**AIM OF THE TASK**
Your task is to reproduce the entries below word for word.

**RECORDS PROVIDED**
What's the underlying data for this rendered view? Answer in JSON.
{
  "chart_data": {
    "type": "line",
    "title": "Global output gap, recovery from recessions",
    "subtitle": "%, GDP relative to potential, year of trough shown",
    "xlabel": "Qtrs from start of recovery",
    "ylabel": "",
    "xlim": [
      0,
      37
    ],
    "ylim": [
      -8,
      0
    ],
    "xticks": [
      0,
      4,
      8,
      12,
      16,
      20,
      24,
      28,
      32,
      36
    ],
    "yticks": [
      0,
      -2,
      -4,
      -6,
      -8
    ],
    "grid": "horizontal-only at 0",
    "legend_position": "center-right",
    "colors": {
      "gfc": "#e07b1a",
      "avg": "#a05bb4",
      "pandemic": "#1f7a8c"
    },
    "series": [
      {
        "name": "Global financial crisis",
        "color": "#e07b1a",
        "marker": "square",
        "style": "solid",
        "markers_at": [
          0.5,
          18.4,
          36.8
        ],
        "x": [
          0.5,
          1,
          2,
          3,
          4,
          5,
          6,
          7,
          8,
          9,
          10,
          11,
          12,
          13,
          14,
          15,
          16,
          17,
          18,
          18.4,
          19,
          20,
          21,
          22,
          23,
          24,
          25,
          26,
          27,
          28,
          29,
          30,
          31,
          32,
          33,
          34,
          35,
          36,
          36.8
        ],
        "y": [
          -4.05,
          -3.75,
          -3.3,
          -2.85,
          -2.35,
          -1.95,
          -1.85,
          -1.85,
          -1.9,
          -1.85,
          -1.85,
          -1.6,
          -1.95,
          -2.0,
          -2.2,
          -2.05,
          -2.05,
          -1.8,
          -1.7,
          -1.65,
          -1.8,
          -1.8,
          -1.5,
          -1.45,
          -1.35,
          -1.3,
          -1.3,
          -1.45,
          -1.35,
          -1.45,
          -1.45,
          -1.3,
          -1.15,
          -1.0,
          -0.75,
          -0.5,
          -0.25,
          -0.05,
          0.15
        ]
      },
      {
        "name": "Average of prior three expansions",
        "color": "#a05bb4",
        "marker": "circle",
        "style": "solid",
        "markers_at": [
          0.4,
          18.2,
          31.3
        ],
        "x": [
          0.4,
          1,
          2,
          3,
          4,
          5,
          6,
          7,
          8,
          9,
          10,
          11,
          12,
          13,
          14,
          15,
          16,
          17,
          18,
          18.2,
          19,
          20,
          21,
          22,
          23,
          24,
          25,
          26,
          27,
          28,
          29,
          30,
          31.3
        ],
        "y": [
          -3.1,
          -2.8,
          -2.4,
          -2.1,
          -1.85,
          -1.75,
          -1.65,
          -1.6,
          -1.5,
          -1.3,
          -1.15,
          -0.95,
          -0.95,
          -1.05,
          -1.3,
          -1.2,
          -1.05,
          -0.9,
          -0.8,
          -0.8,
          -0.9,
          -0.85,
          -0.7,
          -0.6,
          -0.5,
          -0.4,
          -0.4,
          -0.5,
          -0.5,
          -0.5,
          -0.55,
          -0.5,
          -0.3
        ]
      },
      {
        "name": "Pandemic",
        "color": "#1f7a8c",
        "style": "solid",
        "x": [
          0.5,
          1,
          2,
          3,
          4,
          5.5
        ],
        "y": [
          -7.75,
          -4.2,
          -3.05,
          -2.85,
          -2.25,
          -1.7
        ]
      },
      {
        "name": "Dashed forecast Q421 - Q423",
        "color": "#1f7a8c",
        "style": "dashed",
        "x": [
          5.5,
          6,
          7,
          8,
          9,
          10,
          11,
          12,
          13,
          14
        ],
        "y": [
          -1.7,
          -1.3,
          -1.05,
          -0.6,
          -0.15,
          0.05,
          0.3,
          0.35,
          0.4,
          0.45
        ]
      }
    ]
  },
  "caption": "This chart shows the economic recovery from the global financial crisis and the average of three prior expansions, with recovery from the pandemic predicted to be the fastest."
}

**OUTPUT FOR THIS TASK**
What's the underlying data for this rendered view? Answer in JSON.
{
  "chart_data": {
    "type": "line",
    "title": "Global output gap, recovery from recessions",
    "subtitle": "%, GDP relative to potential, year of trough shown",
    "xlabel": "Qtrs from start of recovery",
    "ylabel": "",
    "xlim": [
      0,
      37
    ],
    "ylim": [
      -8,
      0
    ],
    "xticks": [
      0,
      4,
      8,
      12,
      16,
      20,
      24,
      28,
      32,
      36
    ],
    "yticks": [
      0,
      -2,
      -4,
      -6,
      -8
    ],
    "grid": "horizontal-only at 0",
    "legend_position": "center-right",
    "colors": {
      "gfc": "#e07b1a",
      "avg": "#a05bb4",
      "pandemic": "#1f7a8c"
    },
    "series": [
      {
        "name": "Global financial crisis",
        "color": "#e07b1a",
        "marker": "square",
        "style": "solid",
        "markers_at": [
          0.5,
          18.4,
          36.8
        ],
        "x": [
          0.5,
          1,
          2,
          3,
          4,
          5,
          6,
          7,
          8,
          9,
          10,
          11,
          12,
          13,
          14,
          15,
          16,
          17,
          18,
          18.4,
          19,
          20,
          21,
          22,
          23,
          24,
          25,
          26,
          27,
          28,
          29,
          30,
          31,
          32,
          33,
          34,
          35,
          36,
          36.8
        ],
        "y": [
          -4.05,
          -3.75,
          -3.3,
          -2.85,
          -2.35,
          -1.95,
          -1.85,
          -1.85,
          -1.9,
          -1.85,
          -1.85,
          -1.6,
          -1.95,
          -2.0,
          -2.2,
          -2.05,
          -2.05,
          -1.8,
          -1.7,
          -1.65,
          -1.8,
          -1.8,
          -1.5,
          -1.45,
          -1.35,
          -1.3,
          -1.3,
          -1.45,
          -1.35,
          -1.45,
          -1.45,
          -1.3,
          -1.15,
          -1.0,
          -0.75,
          -0.5,
          -0.25,
          -0.05,
          0.15
        ]
      },
      {
        "name": "Average of prior three expansions",
        "color": "#a05bb4",
        "marker": "circle",
        "style": "solid",
        "markers_at": [
          0.4,
          18.2,
          31.3
        ],
        "x": [
          0.4,
          1,
          2,
          3,
          4,
          5,
          6,
          7,
          8,
          9,
          10,
          11,
          12,
          13,
          14,
          15,
          16,
          17,
          18,
          18.2,
          19,
          20,
          21,
          22,
          23,
          24,
          25,
          26,
          27,
          28,
          29,
          30,
          31.3
        ],
        "y": [
          -3.1,
          -2.8,
          -2.4,
          -2.1,
          -1.85,
          -1.75,
          -1.65,
          -1.6,
          -1.5,
          -1.3,
          -1.15,
          -0.95,
          -0.95,
          -1.05,
          -1.3,
          -1.2,
          -1.05,
          -0.9,
          -0.8,
          -0.8,
          -0.9,
          -0.85,
          -0.7,
          -0.6,
          -0.5,
          -0.4,
          -0.4,
          -0.5,
          -0.5,
          -0.5,
          -0.55,
          -0.5,
          -0.3
        ]
      },
      {
        "name": "Pandemic",
        "color": "#1f7a8c",
        "style": "solid",
        "x": [
          0.5,
          1,
          2,
          3,
          4,
          5.5
        ],
        "y": [
          -7.75,
          -4.2,
          -3.05,
          -2.85,
          -2.25,
          -1.7
        ]
      },
      {
        "name": "Dashed forecast Q421 - Q423",
        "color": "#1f7a8c",
        "style": "dashed",
        "x": [
          5.5,
          6,
          7,
          8,
          9,
          10,
          11,
          12,
          13,
          14
        ],
        "y": [
          -1.7,
          -1.3,
          -1.05,
          -0.6,
          -0.15,
          0.05,
          0.3,
          0.35,
          0.4,
          0.45
        ]
      }
    ]
  },
  "caption": "This chart shows the economic recovery from the global financial crisis and the average of three prior expansions, with recovery from the pandemic predicted to be the fastest."
}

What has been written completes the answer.